- Task details
Check each line of the listing below for the string "moins", and give only how many lines hold it.

[Start Listed entries]

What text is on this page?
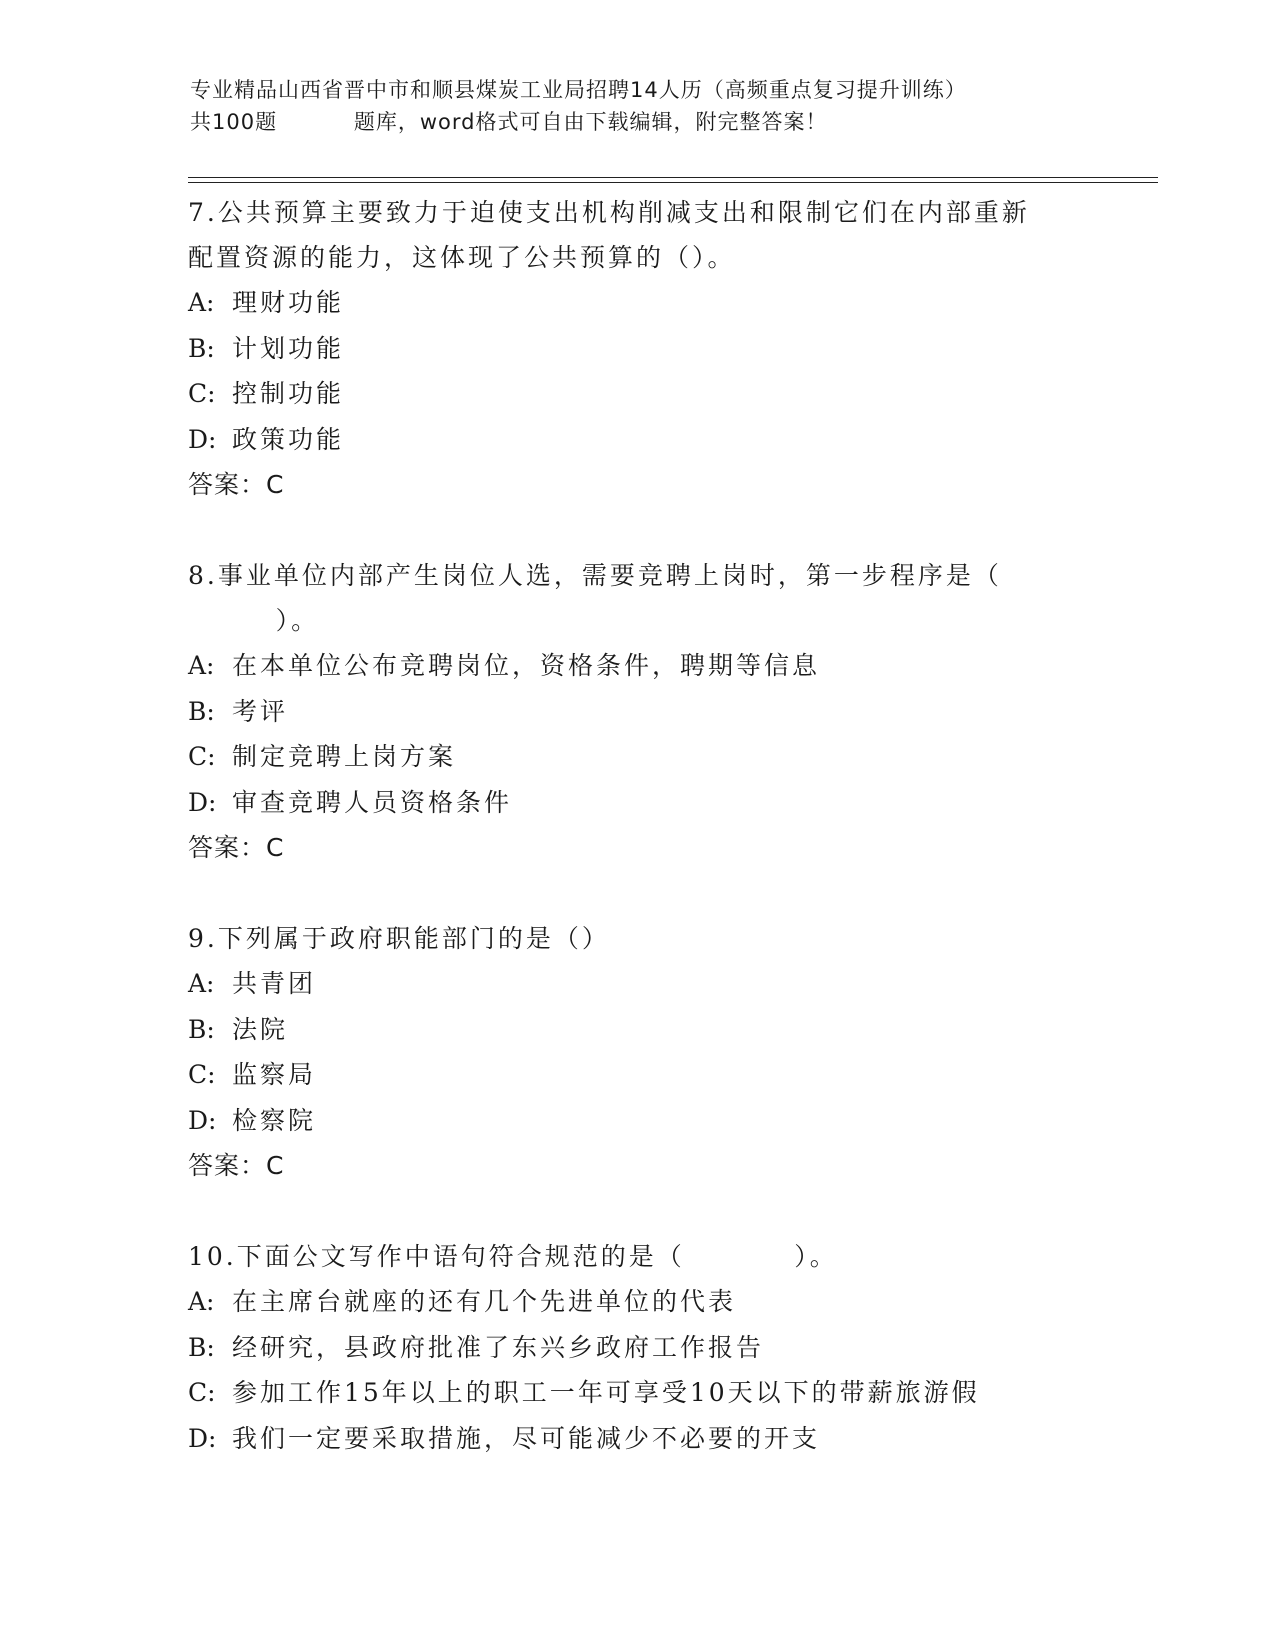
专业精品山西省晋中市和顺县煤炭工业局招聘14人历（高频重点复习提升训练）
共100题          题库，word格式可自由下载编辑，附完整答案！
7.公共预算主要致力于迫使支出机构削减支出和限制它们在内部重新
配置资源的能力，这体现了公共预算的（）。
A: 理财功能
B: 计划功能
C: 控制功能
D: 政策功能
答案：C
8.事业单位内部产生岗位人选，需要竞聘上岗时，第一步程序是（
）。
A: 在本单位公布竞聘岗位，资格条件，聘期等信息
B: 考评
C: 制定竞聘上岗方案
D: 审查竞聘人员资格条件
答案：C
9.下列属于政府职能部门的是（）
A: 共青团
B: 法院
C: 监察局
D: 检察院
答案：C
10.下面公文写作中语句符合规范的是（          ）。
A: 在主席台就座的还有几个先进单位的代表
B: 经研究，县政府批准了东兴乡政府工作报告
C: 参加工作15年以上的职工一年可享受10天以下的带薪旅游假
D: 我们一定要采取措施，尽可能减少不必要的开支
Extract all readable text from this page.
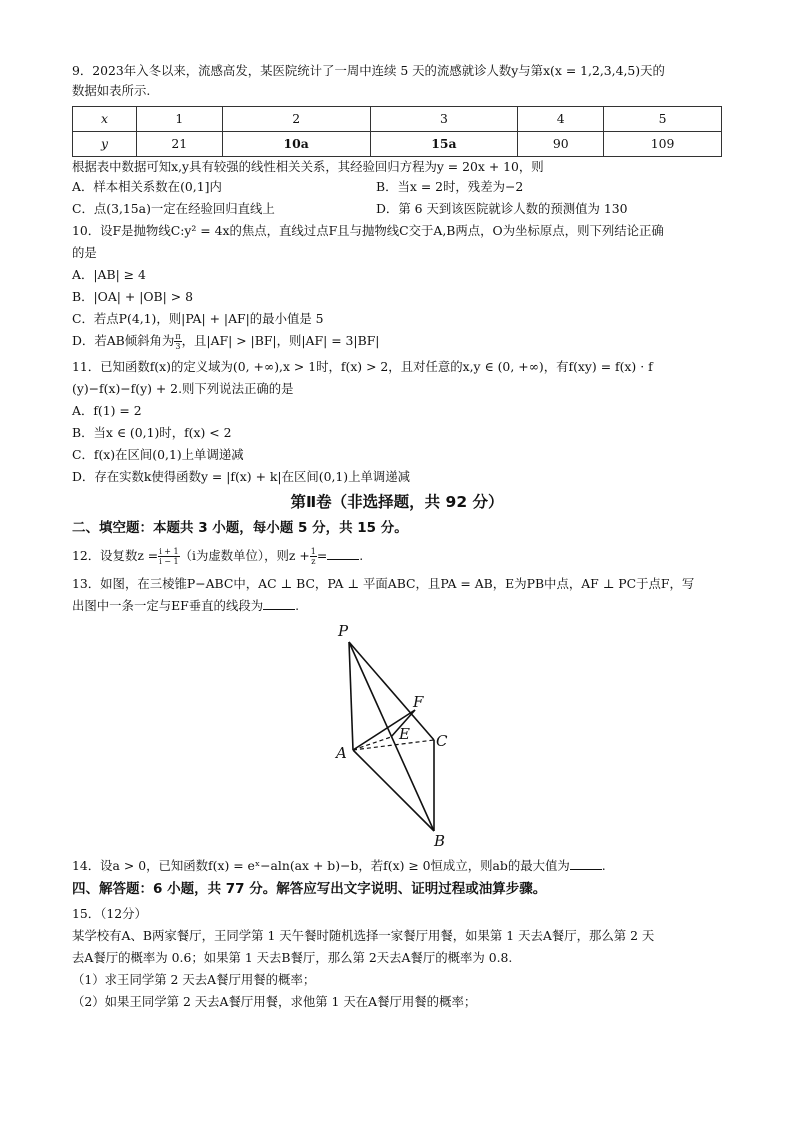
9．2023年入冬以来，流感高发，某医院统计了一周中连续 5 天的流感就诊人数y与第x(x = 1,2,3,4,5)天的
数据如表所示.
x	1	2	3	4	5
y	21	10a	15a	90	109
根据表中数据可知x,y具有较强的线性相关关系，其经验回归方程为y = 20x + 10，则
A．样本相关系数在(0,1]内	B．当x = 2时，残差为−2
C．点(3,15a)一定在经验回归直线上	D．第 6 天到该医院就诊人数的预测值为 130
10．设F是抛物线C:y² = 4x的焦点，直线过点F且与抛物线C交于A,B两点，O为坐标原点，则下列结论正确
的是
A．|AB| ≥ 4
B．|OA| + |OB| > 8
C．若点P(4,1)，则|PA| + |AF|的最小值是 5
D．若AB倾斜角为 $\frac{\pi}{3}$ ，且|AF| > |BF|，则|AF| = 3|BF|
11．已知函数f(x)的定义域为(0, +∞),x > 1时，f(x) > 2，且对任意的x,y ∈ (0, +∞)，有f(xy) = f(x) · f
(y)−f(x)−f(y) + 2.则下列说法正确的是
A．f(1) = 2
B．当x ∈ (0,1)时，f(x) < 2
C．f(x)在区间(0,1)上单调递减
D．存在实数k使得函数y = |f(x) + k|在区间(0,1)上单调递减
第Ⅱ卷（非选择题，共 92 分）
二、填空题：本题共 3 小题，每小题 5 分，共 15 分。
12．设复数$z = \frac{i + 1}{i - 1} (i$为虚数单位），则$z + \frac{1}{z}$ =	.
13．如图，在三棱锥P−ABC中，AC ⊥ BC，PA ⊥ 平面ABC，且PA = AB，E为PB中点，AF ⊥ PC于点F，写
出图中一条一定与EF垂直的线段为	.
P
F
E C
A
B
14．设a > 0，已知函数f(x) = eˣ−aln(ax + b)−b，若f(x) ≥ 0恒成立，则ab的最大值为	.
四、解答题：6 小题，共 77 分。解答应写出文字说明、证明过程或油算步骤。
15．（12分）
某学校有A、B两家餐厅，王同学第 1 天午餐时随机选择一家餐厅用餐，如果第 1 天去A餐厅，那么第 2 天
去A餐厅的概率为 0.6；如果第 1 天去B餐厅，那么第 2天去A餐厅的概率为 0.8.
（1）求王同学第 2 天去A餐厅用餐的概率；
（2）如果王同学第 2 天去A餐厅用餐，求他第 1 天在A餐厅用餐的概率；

[End Listed entries]
[Start Listed entries]

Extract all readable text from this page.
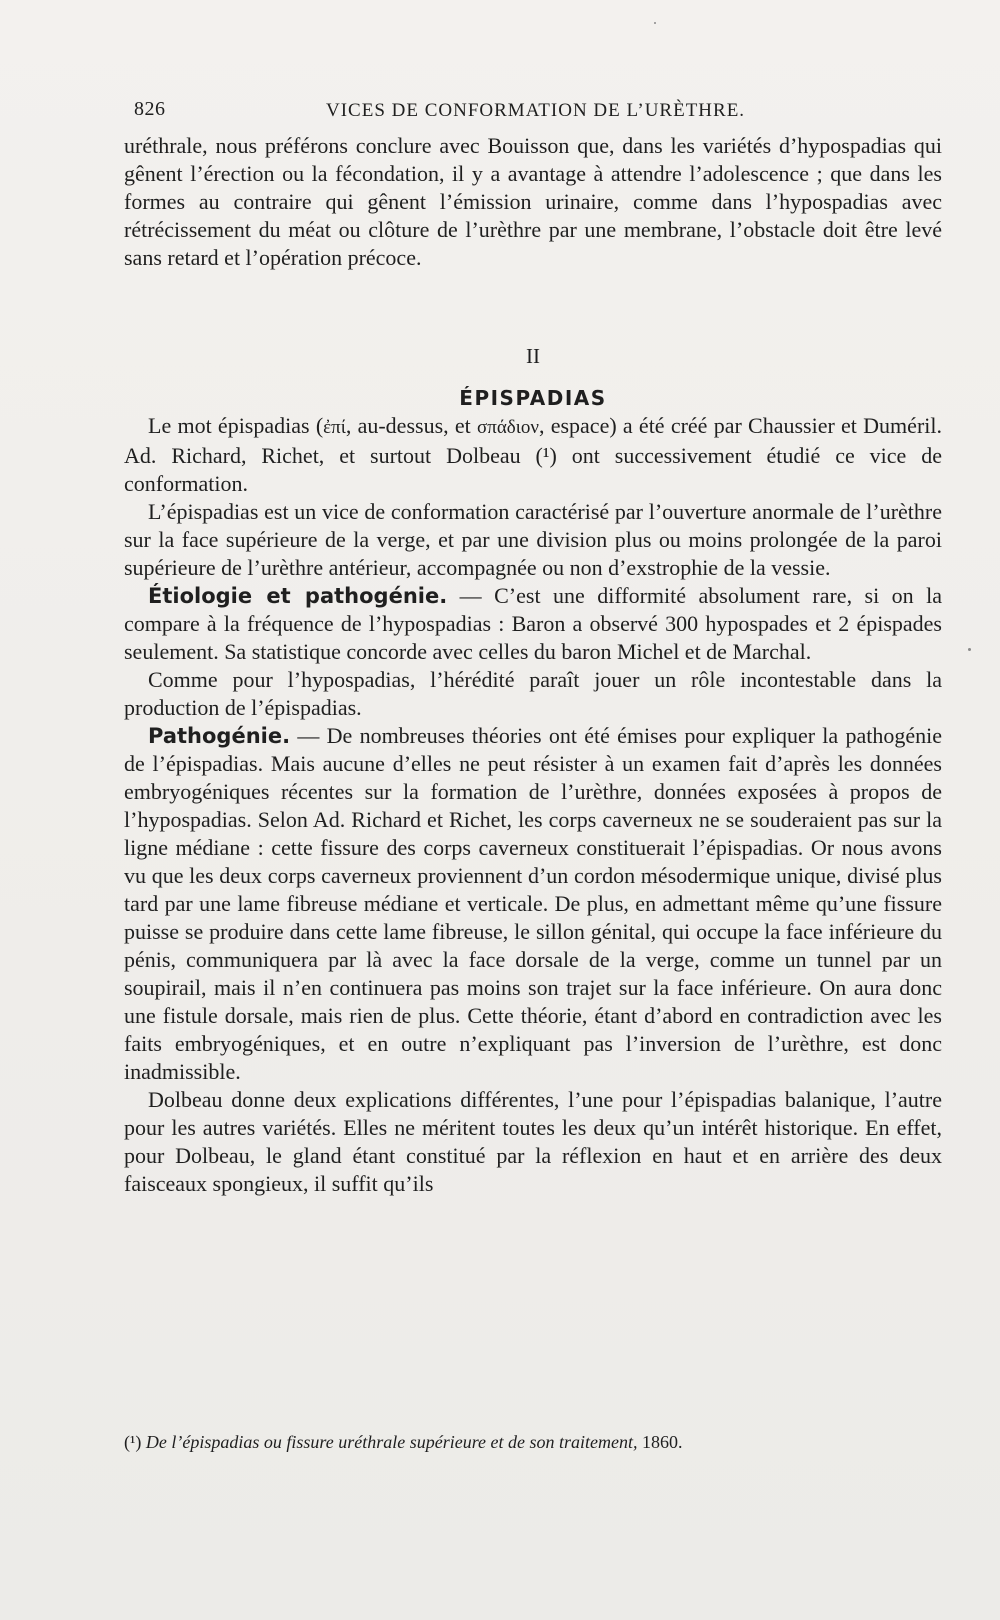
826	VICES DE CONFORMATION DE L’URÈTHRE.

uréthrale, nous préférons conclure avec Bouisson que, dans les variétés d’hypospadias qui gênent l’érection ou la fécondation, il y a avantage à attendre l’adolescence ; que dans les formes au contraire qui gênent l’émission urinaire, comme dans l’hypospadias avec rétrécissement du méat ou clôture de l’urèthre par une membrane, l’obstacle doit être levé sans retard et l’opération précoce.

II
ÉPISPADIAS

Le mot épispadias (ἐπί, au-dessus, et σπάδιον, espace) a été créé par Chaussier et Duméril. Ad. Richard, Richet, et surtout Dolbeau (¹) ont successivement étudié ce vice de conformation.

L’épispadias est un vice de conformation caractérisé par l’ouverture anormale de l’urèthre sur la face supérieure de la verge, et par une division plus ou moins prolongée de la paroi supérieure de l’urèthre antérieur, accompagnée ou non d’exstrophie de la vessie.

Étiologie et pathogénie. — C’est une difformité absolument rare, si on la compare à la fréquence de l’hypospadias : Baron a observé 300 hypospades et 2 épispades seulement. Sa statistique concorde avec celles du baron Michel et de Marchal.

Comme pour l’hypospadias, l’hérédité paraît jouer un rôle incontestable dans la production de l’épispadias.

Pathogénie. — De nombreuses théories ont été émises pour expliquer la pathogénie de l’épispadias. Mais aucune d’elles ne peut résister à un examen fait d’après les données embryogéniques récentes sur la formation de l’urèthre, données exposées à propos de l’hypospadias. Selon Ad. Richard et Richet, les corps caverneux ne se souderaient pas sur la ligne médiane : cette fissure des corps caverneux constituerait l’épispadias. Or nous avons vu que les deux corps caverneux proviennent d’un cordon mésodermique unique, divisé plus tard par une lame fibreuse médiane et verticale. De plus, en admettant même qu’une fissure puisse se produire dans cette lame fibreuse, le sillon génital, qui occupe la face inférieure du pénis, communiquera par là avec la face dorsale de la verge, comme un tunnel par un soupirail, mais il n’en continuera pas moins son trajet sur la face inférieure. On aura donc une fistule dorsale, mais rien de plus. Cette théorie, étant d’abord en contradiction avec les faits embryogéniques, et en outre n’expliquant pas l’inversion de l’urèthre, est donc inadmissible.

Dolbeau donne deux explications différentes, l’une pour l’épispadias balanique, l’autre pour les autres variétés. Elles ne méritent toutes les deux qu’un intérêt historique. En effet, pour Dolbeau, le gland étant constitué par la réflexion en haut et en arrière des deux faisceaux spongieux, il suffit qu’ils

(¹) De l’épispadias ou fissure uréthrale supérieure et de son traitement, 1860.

[End Listed entries]

- Result
2